*** ENTRIES PROVIDED
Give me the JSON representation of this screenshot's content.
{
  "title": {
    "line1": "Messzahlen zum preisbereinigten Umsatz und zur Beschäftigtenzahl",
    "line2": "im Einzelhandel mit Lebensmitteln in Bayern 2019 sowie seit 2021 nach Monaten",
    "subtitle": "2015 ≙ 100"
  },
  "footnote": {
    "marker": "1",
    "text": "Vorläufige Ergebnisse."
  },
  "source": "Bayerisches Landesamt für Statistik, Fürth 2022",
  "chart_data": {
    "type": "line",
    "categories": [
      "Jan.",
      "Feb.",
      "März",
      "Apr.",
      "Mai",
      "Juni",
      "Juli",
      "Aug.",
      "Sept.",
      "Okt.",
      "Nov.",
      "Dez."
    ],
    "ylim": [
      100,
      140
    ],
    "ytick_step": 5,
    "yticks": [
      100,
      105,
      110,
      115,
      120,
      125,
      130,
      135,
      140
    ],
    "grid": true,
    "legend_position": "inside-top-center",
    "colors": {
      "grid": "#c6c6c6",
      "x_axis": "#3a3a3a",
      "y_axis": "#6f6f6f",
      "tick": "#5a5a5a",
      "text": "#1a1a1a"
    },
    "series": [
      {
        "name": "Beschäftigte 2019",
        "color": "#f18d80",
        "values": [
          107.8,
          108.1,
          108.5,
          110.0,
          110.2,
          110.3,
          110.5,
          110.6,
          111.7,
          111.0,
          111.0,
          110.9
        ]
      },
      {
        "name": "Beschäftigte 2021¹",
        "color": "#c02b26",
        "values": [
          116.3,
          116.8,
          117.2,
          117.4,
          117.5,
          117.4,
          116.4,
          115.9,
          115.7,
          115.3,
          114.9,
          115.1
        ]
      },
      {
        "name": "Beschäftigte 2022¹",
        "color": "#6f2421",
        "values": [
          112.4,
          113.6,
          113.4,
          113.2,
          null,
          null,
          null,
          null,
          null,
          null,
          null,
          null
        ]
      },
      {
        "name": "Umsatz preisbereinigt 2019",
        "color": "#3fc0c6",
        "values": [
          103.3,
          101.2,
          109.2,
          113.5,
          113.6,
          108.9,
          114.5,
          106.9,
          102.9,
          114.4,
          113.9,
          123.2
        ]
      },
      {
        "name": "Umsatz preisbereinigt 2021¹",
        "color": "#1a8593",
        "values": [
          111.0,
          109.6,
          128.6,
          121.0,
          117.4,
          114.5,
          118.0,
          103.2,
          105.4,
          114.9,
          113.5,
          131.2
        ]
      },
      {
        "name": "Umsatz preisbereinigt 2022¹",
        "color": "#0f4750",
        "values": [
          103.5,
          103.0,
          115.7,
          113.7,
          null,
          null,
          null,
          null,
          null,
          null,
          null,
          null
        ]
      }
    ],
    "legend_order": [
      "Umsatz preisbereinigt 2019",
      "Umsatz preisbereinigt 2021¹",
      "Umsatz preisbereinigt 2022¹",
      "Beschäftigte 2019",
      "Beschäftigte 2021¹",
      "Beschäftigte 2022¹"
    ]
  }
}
******
Give the data again, exactly as it stands.

Give me the JSON representation of this screenshot's content.
{
  "title": {
    "line1": "Messzahlen zum preisbereinigten Umsatz und zur Beschäftigtenzahl",
    "line2": "im Einzelhandel mit Lebensmitteln in Bayern 2019 sowie seit 2021 nach Monaten",
    "subtitle": "2015 ≙ 100"
  },
  "footnote": {
    "marker": "1",
    "text": "Vorläufige Ergebnisse."
  },
  "source": "Bayerisches Landesamt für Statistik, Fürth 2022",
  "chart_data": {
    "type": "line",
    "categories": [
      "Jan.",
      "Feb.",
      "März",
      "Apr.",
      "Mai",
      "Juni",
      "Juli",
      "Aug.",
      "Sept.",
      "Okt.",
      "Nov.",
      "Dez."
    ],
    "ylim": [
      100,
      140
    ],
    "ytick_step": 5,
    "yticks": [
      100,
      105,
      110,
      115,
      120,
      125,
      130,
      135,
      140
    ],
    "grid": true,
    "legend_position": "inside-top-center",
    "colors": {
      "grid": "#c6c6c6",
      "x_axis": "#3a3a3a",
      "y_axis": "#6f6f6f",
      "tick": "#5a5a5a",
      "text": "#1a1a1a"
    },
    "series": [
      {
        "name": "Beschäftigte 2019",
        "color": "#f18d80",
        "values": [
          107.8,
          108.1,
          108.5,
          110.0,
          110.2,
          110.3,
          110.5,
          110.6,
          111.7,
          111.0,
          111.0,
          110.9
        ]
      },
      {
        "name": "Beschäftigte 2021¹",
        "color": "#c02b26",
        "values": [
          116.3,
          116.8,
          117.2,
          117.4,
          117.5,
          117.4,
          116.4,
          115.9,
          115.7,
          115.3,
          114.9,
          115.1
        ]
      },
      {
        "name": "Beschäftigte 2022¹",
        "color": "#6f2421",
        "values": [
          112.4,
          113.6,
          113.4,
          113.2,
          null,
          null,
          null,
          null,
          null,
          null,
          null,
          null
        ]
      },
      {
        "name": "Umsatz preisbereinigt 2019",
        "color": "#3fc0c6",
        "values": [
          103.3,
          101.2,
          109.2,
          113.5,
          113.6,
          108.9,
          114.5,
          106.9,
          102.9,
          114.4,
          113.9,
          123.2
        ]
      },
      {
        "name": "Umsatz preisbereinigt 2021¹",
        "color": "#1a8593",
        "values": [
          111.0,
          109.6,
          128.6,
          121.0,
          117.4,
          114.5,
          118.0,
          103.2,
          105.4,
          114.9,
          113.5,
          131.2
        ]
      },
      {
        "name": "Umsatz preisbereinigt 2022¹",
        "color": "#0f4750",
        "values": [
          103.5,
          103.0,
          115.7,
          113.7,
          null,
          null,
          null,
          null,
          null,
          null,
          null,
          null
        ]
      }
    ],
    "legend_order": [
      "Umsatz preisbereinigt 2019",
      "Umsatz preisbereinigt 2021¹",
      "Umsatz preisbereinigt 2022¹",
      "Beschäftigte 2019",
      "Beschäftigte 2021¹",
      "Beschäftigte 2022¹"
    ]
  }
}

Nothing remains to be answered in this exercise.